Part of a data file
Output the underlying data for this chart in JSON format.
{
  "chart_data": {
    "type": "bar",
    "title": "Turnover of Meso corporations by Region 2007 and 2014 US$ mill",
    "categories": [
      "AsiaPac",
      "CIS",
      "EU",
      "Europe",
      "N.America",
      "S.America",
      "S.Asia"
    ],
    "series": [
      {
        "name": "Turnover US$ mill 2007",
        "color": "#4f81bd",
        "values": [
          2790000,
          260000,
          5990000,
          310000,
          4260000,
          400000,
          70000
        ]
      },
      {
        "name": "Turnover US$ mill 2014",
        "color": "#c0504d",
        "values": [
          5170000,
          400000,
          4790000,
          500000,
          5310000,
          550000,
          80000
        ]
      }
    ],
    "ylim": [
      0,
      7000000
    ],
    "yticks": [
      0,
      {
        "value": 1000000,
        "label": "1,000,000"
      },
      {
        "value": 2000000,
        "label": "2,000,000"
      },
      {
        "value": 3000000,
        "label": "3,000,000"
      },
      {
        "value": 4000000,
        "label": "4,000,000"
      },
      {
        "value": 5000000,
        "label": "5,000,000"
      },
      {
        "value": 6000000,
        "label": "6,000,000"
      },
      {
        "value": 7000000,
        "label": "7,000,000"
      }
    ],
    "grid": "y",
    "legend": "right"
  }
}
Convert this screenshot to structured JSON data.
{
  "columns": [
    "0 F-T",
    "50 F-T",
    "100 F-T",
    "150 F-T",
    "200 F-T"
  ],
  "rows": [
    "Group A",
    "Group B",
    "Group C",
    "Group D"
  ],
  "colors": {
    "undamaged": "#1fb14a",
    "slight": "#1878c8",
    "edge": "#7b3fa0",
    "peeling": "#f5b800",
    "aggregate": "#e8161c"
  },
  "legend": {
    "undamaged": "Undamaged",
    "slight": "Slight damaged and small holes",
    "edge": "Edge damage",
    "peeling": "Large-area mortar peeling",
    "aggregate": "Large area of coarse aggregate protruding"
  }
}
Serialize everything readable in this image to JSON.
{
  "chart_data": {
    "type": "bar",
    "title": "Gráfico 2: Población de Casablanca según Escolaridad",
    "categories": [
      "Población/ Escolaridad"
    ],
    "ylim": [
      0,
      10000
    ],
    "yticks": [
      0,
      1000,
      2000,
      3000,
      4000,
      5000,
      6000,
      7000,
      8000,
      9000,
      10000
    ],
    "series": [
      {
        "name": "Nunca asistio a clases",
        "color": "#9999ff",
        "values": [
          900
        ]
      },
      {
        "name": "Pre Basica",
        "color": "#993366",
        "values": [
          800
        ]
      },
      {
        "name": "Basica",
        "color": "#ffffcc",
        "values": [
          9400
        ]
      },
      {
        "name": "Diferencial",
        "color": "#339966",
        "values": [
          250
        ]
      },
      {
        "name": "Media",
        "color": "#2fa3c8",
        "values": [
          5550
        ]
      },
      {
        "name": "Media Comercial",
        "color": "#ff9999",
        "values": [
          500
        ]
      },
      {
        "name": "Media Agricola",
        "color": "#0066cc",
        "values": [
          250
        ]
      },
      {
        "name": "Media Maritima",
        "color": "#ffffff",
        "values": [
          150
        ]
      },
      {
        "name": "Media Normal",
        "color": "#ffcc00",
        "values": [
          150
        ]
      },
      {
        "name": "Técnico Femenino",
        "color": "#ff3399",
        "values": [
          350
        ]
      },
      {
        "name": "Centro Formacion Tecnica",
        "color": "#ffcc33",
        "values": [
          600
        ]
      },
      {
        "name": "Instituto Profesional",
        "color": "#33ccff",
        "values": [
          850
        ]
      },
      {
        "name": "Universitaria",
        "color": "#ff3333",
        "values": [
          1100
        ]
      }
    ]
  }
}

* _Written exercise_: Restate the data above word for word, please.

* _Answer for the task_:
Output the underlying data for this chart in JSON format.
{
  "chart_data": {
    "type": "bar",
    "title": "Turnover of Meso corporations by Region 2007 and 2014 US$ mill",
    "categories": [
      "AsiaPac",
      "CIS",
      "EU",
      "Europe",
      "N.America",
      "S.America",
      "S.Asia"
    ],
    "series": [
      {
        "name": "Turnover US$ mill 2007",
        "color": "#4f81bd",
        "values": [
          2790000,
          260000,
          5990000,
          310000,
          4260000,
          400000,
          70000
        ]
      },
      {
        "name": "Turnover US$ mill 2014",
        "color": "#c0504d",
        "values": [
          5170000,
          400000,
          4790000,
          500000,
          5310000,
          550000,
          80000
        ]
      }
    ],
    "ylim": [
      0,
      7000000
    ],
    "yticks": [
      0,
      {
        "value": 1000000,
        "label": "1,000,000"
      },
      {
        "value": 2000000,
        "label": "2,000,000"
      },
      {
        "value": 3000000,
        "label": "3,000,000"
      },
      {
        "value": 4000000,
        "label": "4,000,000"
      },
      {
        "value": 5000000,
        "label": "5,000,000"
      },
      {
        "value": 6000000,
        "label": "6,000,000"
      },
      {
        "value": 7000000,
        "label": "7,000,000"
      }
    ],
    "grid": "y",
    "legend": "right"
  }
}
Convert this screenshot to structured JSON data.
{
  "columns": [
    "0 F-T",
    "50 F-T",
    "100 F-T",
    "150 F-T",
    "200 F-T"
  ],
  "rows": [
    "Group A",
    "Group B",
    "Group C",
    "Group D"
  ],
  "colors": {
    "undamaged": "#1fb14a",
    "slight": "#1878c8",
    "edge": "#7b3fa0",
    "peeling": "#f5b800",
    "aggregate": "#e8161c"
  },
  "legend": {
    "undamaged": "Undamaged",
    "slight": "Slight damaged and small holes",
    "edge": "Edge damage",
    "peeling": "Large-area mortar peeling",
    "aggregate": "Large area of coarse aggregate protruding"
  }
}
Serialize everything readable in this image to JSON.
{
  "chart_data": {
    "type": "bar",
    "title": "Gráfico 2: Población de Casablanca según Escolaridad",
    "categories": [
      "Población/ Escolaridad"
    ],
    "ylim": [
      0,
      10000
    ],
    "yticks": [
      0,
      1000,
      2000,
      3000,
      4000,
      5000,
      6000,
      7000,
      8000,
      9000,
      10000
    ],
    "series": [
      {
        "name": "Nunca asistio a clases",
        "color": "#9999ff",
        "values": [
          900
        ]
      },
      {
        "name": "Pre Basica",
        "color": "#993366",
        "values": [
          800
        ]
      },
      {
        "name": "Basica",
        "color": "#ffffcc",
        "values": [
          9400
        ]
      },
      {
        "name": "Diferencial",
        "color": "#339966",
        "values": [
          250
        ]
      },
      {
        "name": "Media",
        "color": "#2fa3c8",
        "values": [
          5550
        ]
      },
      {
        "name": "Media Comercial",
        "color": "#ff9999",
        "values": [
          500
        ]
      },
      {
        "name": "Media Agricola",
        "color": "#0066cc",
        "values": [
          250
        ]
      },
      {
        "name": "Media Maritima",
        "color": "#ffffff",
        "values": [
          150
        ]
      },
      {
        "name": "Media Normal",
        "color": "#ffcc00",
        "values": [
          150
        ]
      },
      {
        "name": "Técnico Femenino",
        "color": "#ff3399",
        "values": [
          350
        ]
      },
      {
        "name": "Centro Formacion Tecnica",
        "color": "#ffcc33",
        "values": [
          600
        ]
      },
      {
        "name": "Instituto Profesional",
        "color": "#33ccff",
        "values": [
          850
        ]
      },
      {
        "name": "Universitaria",
        "color": "#ff3333",
        "values": [
          1100
        ]
      }
    ]
  }
}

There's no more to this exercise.